GIVEN REQUEST: Transcribe the stretch of records from the line containing "Decompose this screenshot" through the line containing "search-icon (190, 41, 202, 53)", including both of those lines, and leave the pictures out of your answer.

+++ STORED RECORDS

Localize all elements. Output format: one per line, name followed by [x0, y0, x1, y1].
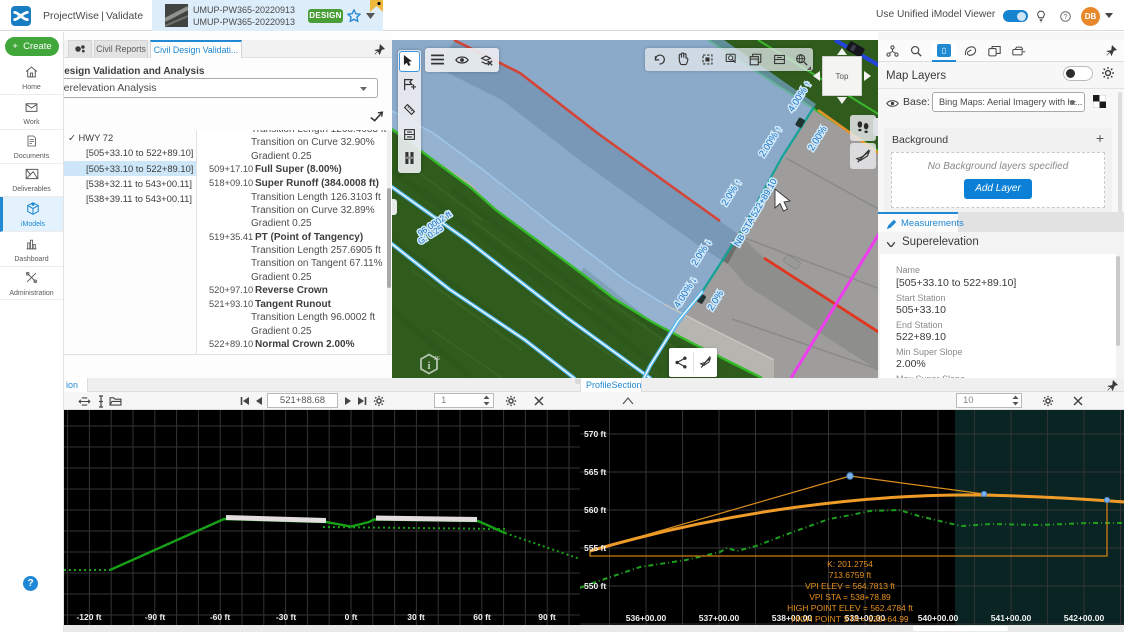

++++++
+++ STORED RECORDS

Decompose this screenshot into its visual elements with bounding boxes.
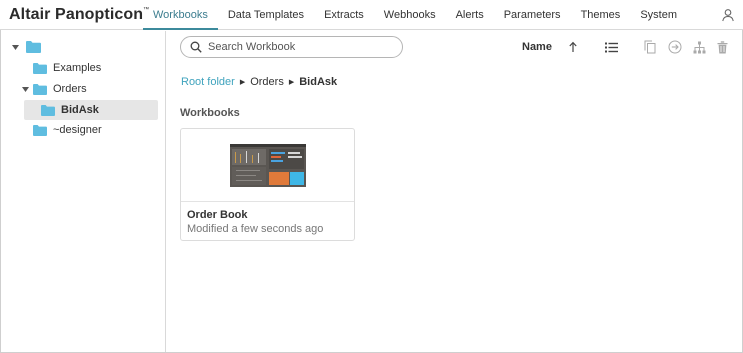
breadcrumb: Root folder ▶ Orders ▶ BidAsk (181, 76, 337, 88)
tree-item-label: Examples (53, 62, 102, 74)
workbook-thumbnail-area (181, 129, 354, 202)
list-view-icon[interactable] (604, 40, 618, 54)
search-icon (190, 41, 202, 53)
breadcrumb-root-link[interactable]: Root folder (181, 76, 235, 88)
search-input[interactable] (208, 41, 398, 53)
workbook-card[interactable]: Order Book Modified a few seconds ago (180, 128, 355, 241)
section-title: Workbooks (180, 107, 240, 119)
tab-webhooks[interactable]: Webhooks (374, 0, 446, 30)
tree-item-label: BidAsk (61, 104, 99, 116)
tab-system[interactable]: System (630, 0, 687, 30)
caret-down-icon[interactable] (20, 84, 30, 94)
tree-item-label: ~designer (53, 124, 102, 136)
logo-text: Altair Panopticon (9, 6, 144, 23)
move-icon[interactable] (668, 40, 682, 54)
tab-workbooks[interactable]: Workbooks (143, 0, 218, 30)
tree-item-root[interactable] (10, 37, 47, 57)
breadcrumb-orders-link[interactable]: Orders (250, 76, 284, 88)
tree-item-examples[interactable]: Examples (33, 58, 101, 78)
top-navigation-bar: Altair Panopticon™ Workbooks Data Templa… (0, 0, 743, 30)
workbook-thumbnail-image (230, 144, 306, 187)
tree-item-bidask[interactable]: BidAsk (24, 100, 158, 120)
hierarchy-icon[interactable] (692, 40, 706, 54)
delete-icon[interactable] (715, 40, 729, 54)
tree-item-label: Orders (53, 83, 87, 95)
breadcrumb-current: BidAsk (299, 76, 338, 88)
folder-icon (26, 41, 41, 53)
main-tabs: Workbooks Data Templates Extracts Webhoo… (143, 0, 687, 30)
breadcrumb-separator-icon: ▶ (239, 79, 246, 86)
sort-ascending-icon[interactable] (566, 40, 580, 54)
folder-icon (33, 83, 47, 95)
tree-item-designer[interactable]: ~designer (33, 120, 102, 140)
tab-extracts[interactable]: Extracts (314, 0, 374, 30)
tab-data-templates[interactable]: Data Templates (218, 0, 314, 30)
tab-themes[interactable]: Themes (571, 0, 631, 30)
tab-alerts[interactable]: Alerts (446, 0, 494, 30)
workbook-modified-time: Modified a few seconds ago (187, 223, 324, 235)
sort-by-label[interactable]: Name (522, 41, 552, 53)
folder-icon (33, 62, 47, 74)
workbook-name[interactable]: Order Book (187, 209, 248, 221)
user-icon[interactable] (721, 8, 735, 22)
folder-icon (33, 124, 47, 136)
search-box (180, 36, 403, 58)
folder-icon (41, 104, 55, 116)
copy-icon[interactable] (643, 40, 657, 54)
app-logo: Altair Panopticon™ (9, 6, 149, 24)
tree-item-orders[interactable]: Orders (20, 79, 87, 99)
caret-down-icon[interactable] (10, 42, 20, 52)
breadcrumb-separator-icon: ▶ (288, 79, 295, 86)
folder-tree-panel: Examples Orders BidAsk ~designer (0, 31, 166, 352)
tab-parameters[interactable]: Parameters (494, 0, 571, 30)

++++++

RESPONSE:
Decompose this screenshot into its visual elements with bounding boxes.
breadcrumb: Root folder ▶ Orders ▶ BidAsk (181, 76, 337, 88)
tree-item-label: Examples (53, 62, 102, 74)
workbook-thumbnail-area (181, 129, 354, 202)
list-view-icon[interactable] (604, 40, 618, 54)
search-icon (190, 41, 202, 53)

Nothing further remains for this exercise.